-- Start of RECORDED DATA --

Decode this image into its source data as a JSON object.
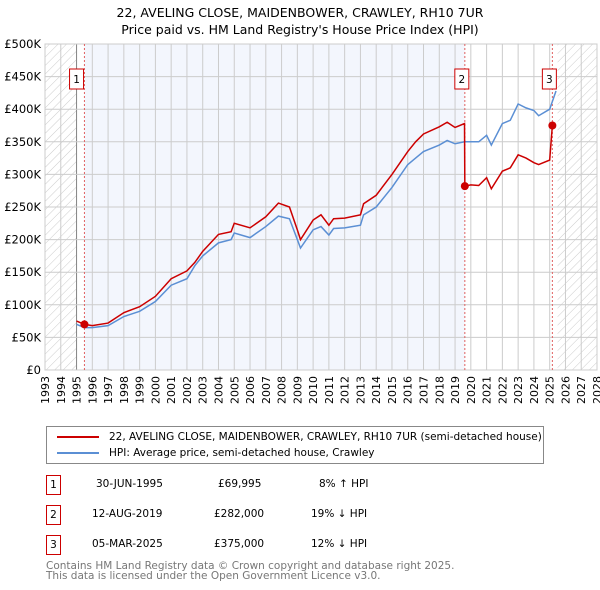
{
  "chart_data": {
    "type": "line",
    "title": "22, AVELING CLOSE, MAIDENBOWER, CRAWLEY, RH10 7UR",
    "subtitle": "Price paid vs. HM Land Registry's House Price Index (HPI)",
    "xlim": [
      1993,
      2028
    ],
    "ylim": [
      0,
      500000
    ],
    "x_ticks": [
      "1993",
      "1994",
      "1995",
      "1996",
      "1997",
      "1998",
      "1999",
      "2000",
      "2001",
      "2002",
      "2003",
      "2004",
      "2005",
      "2006",
      "2007",
      "2008",
      "2009",
      "2010",
      "2011",
      "2012",
      "2013",
      "2014",
      "2015",
      "2016",
      "2017",
      "2018",
      "2019",
      "2020",
      "2021",
      "2022",
      "2023",
      "2024",
      "2025",
      "2026",
      "2027",
      "2028"
    ],
    "y_ticks": [
      {
        "v": 0,
        "label": "£0"
      },
      {
        "v": 50000,
        "label": "£50K"
      },
      {
        "v": 100000,
        "label": "£100K"
      },
      {
        "v": 150000,
        "label": "£150K"
      },
      {
        "v": 200000,
        "label": "£200K"
      },
      {
        "v": 250000,
        "label": "£250K"
      },
      {
        "v": 300000,
        "label": "£300K"
      },
      {
        "v": 350000,
        "label": "£350K"
      },
      {
        "v": 400000,
        "label": "£400K"
      },
      {
        "v": 450000,
        "label": "£450K"
      },
      {
        "v": 500000,
        "label": "£500K"
      }
    ],
    "grid": true,
    "series": [
      {
        "name": "22, AVELING CLOSE, MAIDENBOWER, CRAWLEY, RH10 7UR (semi-detached house)",
        "color": "#cc0000",
        "x": [
          1995.0,
          1995.5,
          1996,
          1997,
          1998,
          1999,
          2000,
          2001,
          2002,
          2002.5,
          2003,
          2004,
          2004.8,
          2005,
          2006,
          2007,
          2007.8,
          2008.5,
          2009,
          2009.2,
          2010,
          2010.5,
          2011,
          2011.3,
          2012,
          2013,
          2013.2,
          2014,
          2015,
          2016,
          2016.5,
          2017,
          2018,
          2018.5,
          2019,
          2019.6,
          2019.62,
          2020,
          2020.5,
          2021,
          2021.3,
          2022,
          2022.5,
          2023,
          2023.5,
          2024,
          2024.3,
          2025,
          2025.17
        ],
        "y": [
          75000,
          70000,
          68000,
          72000,
          88000,
          97000,
          113000,
          140000,
          152000,
          165000,
          182000,
          208000,
          212000,
          225000,
          218000,
          235000,
          256000,
          250000,
          215000,
          200000,
          230000,
          238000,
          222000,
          232000,
          233000,
          238000,
          255000,
          268000,
          300000,
          335000,
          350000,
          362000,
          373000,
          380000,
          372000,
          378000,
          282000,
          284000,
          283000,
          295000,
          278000,
          305000,
          310000,
          330000,
          325000,
          318000,
          315000,
          322000,
          375000
        ]
      },
      {
        "name": "HPI: Average price, semi-detached house, Crawley",
        "color": "#5b8fd4",
        "x": [
          1995.0,
          1995.5,
          1996,
          1997,
          1998,
          1999,
          2000,
          2001,
          2002,
          2002.5,
          2003,
          2004,
          2004.8,
          2005,
          2006,
          2007,
          2007.8,
          2008.5,
          2009,
          2009.2,
          2010,
          2010.5,
          2011,
          2011.3,
          2012,
          2013,
          2013.2,
          2014,
          2015,
          2016,
          2016.5,
          2017,
          2018,
          2018.5,
          2019,
          2019.6,
          2020,
          2020.5,
          2021,
          2021.3,
          2022,
          2022.5,
          2023,
          2023.5,
          2024,
          2024.3,
          2025,
          2025.4
        ],
        "y": [
          70000,
          65000,
          65000,
          68000,
          82000,
          90000,
          105000,
          130000,
          140000,
          160000,
          175000,
          195000,
          200000,
          210000,
          203000,
          220000,
          236000,
          232000,
          200000,
          187000,
          215000,
          220000,
          207000,
          217000,
          218000,
          222000,
          238000,
          250000,
          280000,
          315000,
          325000,
          335000,
          345000,
          352000,
          347000,
          350000,
          350000,
          350000,
          360000,
          345000,
          378000,
          383000,
          408000,
          402000,
          398000,
          390000,
          400000,
          428000
        ]
      }
    ],
    "sales": [
      {
        "n": "1",
        "x": 1995.5,
        "price": 69995,
        "date": "30-JUN-1995",
        "price_label": "£69,995",
        "hpi": "8% ↑ HPI"
      },
      {
        "n": "2",
        "x": 2019.62,
        "price": 282000,
        "date": "12-AUG-2019",
        "price_label": "£282,000",
        "hpi": "19% ↓ HPI"
      },
      {
        "n": "3",
        "x": 2025.17,
        "price": 375000,
        "date": "05-MAR-2025",
        "price_label": "£375,000",
        "hpi": "12% ↓ HPI"
      }
    ]
  },
  "footer": {
    "line1": "Contains HM Land Registry data © Crown copyright and database right 2025.",
    "line2": "This data is licensed under the Open Government Licence v3.0."
  }
}
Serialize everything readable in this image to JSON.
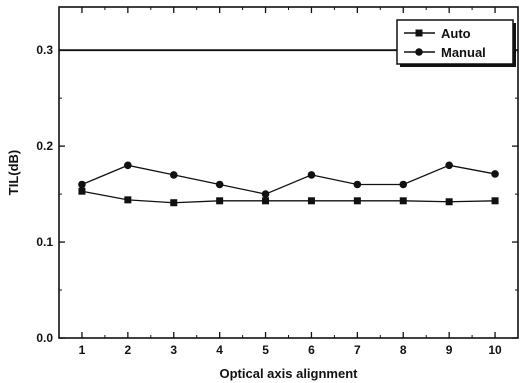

-- End of RECORDED DATA --

Copy every line in the records above that contains the word "detached".

        "name": "22, AVELING CLOSE, MAIDENBOWER, CRAWLEY, RH10 7UR (semi-detached house)",
        "name": "HPI: Average price, semi-detached house, Crawley",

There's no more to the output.